> _Short exercise 1_
Output the passage on household chores and meal planning verbatim, from "Load the dishwasher" to "of 35 minutes.", inclusive.

> _Passage given_
════════

After the kids got on the bus, I timed myself doing my normal routines. The one difference was that I stayed on task (not something I do easily) and did the chore uninterruptedly from start to finish. Here are my results:

Make bed and clean up bathroom (wiped down the sinks, mirrors and toilet, changed the hand towels) = 10 minutes

Empty the dishwasher = 5 minutes

Load the dishwasher = 5 minutes

Tidy up living room/dining room and vacuum both = 10 minutes

Putting away miscellaneous papers, clothes, books and stuff = 5 minutes

All these tasks added up to a total of 35 minutes.

35 minutes.

That’s it.

That’s when I force myself not to get distracted from one job by another job, when I force myself to not dwell on the old greeting card I just found in a stack of papers I was sorting (just as an example).

35 minutes, and my house is a place in which I can sit or invite someone over without being annoyed or embarrassed by the tasks that need doing.

When you break it down, it isn’t quite as daunting anymore.

Organizing Your Meals

I had another area that took me a long time to adjust: meal preparation. When you’re a couple, you have flexibility and the capability to fend for yourselves when necessary.

When you’ve got children, they depend on your to feed them.

It should be obvious, I know, but it took me a long time to catch on to.

For a long time, when dinner rolled around it caught me off guard. I mean, didn’t these children just have a snack an hour ago? How can they possibly be hungry? For them to expect dinner seemed so unreasonable. In reaction, we’d run out and get fast food, or we’d try and go to a “sit-down” restaurant (because at all the other restaurants you’re forced to stand??). We’d end up stressed out from trying to contain impatient, hungry toddlers, or we’d be stressed because we spent too much money on eating out.

Not a winning situation.

meal planning

meal planning (Photo credit: LizMarie_AK)

When I finally realized that these people, however unreasonable, were going to want to eat EVERY DAY, we made a couple changes.

1. I joined a meal co-op.

The meal co-op was a fun idea that worked well for a while. I won’t go into great detail here, but it was a group of moms who delivered hot meals to one another.

════════

> _Supplied data_
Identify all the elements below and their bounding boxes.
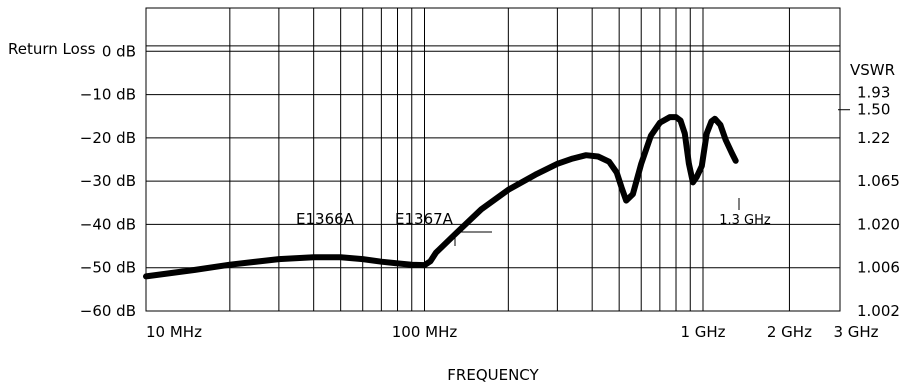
series [143, 114, 739, 280]
y2-tick-label: 1.93 [857, 83, 890, 101]
y-tick-label: −60 dB [80, 302, 136, 320]
x-tick-label: 3 GHz [833, 323, 878, 341]
series-line [143, 114, 739, 280]
y-tick-label: −30 dB [80, 172, 136, 190]
x-tick-labels: 10 MHz 100 MHz 1 GHz 2 GHz 3 GHz [146, 323, 879, 341]
y2-tick-label: 1.22 [857, 129, 890, 147]
y-tick-label: −50 dB [80, 259, 136, 277]
y2-tick-label: 1.006 [857, 259, 900, 277]
x-tick-label: 10 MHz [146, 323, 202, 341]
x-tick-label: 1 GHz [680, 323, 725, 341]
annotation-e1366a: E1366A [296, 210, 355, 228]
y-tick-label: −20 dB [80, 129, 136, 147]
annotation-1-3ghz: 1.3 GHz [719, 213, 771, 228]
y-tick-label: −10 dB [80, 86, 136, 104]
y-tick-labels: 0 dB −10 dB −20 dB −30 dB −40 dB −50 dB −60 dB [80, 42, 136, 320]
y2-tick-label: 1.020 [857, 215, 900, 233]
y-tick-label: −40 dB [80, 215, 136, 233]
y-axis-title: Return Loss [8, 40, 96, 58]
y2-tick-label: 1.50 [857, 101, 890, 119]
y2-axis-title: VSWR [850, 61, 895, 79]
y-tick-label: 0 dB [102, 42, 136, 60]
annotations: E1366A E1367A 1.3 GHz [296, 198, 771, 246]
plot-frame [145, 7, 841, 312]
y2-tick-labels: 1.931.50 1.22 1.065 1.020 1.006 1.002 [838, 83, 900, 320]
x-tick-label: 100 MHz [392, 323, 458, 341]
y2-tick-label: 1.002 [857, 302, 900, 320]
x-tick-label: 2 GHz [767, 323, 812, 341]
y2-tick-label: 1.065 [857, 172, 900, 190]
annotation-e1367a: E1367A [395, 210, 454, 228]
x-axis-title: FREQUENCY [447, 366, 539, 384]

════════

> _Short exercise 2_
Return, unchanged, the lines of the entries between the line holding "series [143, 114, 739, 280]" and the line holding "y2-tick-label: 1.065 [857, 172, 900, 190]", inclusive, and nothing else.

> _Correct result 1_
Load the dishwasher = 5 minutes

Tidy up living room/dining room and vacuum both = 10 minutes

Putting away miscellaneous papers, clothes, books and stuff = 5 minutes

All these tasks added up to a total of 35 minutes.

> _Correct result 2_
series [143, 114, 739, 280]
y2-tick-label: 1.93 [857, 83, 890, 101]
y-tick-label: −60 dB [80, 302, 136, 320]
x-tick-label: 3 GHz [833, 323, 878, 341]
series-line [143, 114, 739, 280]
y-tick-label: −30 dB [80, 172, 136, 190]
x-tick-labels: 10 MHz 100 MHz 1 GHz 2 GHz 3 GHz [146, 323, 879, 341]
y2-tick-label: 1.22 [857, 129, 890, 147]
y-tick-label: −50 dB [80, 259, 136, 277]
y2-tick-label: 1.006 [857, 259, 900, 277]
x-tick-label: 10 MHz [146, 323, 202, 341]
x-tick-label: 1 GHz [680, 323, 725, 341]
annotation-e1366a: E1366A [296, 210, 355, 228]
y-tick-label: −20 dB [80, 129, 136, 147]
annotation-1-3ghz: 1.3 GHz [719, 213, 771, 228]
y-tick-label: −10 dB [80, 86, 136, 104]
y-tick-labels: 0 dB −10 dB −20 dB −30 dB −40 dB −50 dB −60 dB [80, 42, 136, 320]
y2-tick-label: 1.020 [857, 215, 900, 233]
y-tick-label: −40 dB [80, 215, 136, 233]
y-axis-title: Return Loss [8, 40, 96, 58]
y2-tick-label: 1.50 [857, 101, 890, 119]
y2-axis-title: VSWR [850, 61, 895, 79]
y-tick-label: 0 dB [102, 42, 136, 60]
annotations: E1366A E1367A 1.3 GHz [296, 198, 771, 246]
plot-frame [145, 7, 841, 312]
y2-tick-labels: 1.931.50 1.22 1.065 1.020 1.006 1.002 [838, 83, 900, 320]
x-tick-label: 100 MHz [392, 323, 458, 341]
y2-tick-label: 1.002 [857, 302, 900, 320]
x-tick-label: 2 GHz [767, 323, 812, 341]
y2-tick-label: 1.065 [857, 172, 900, 190]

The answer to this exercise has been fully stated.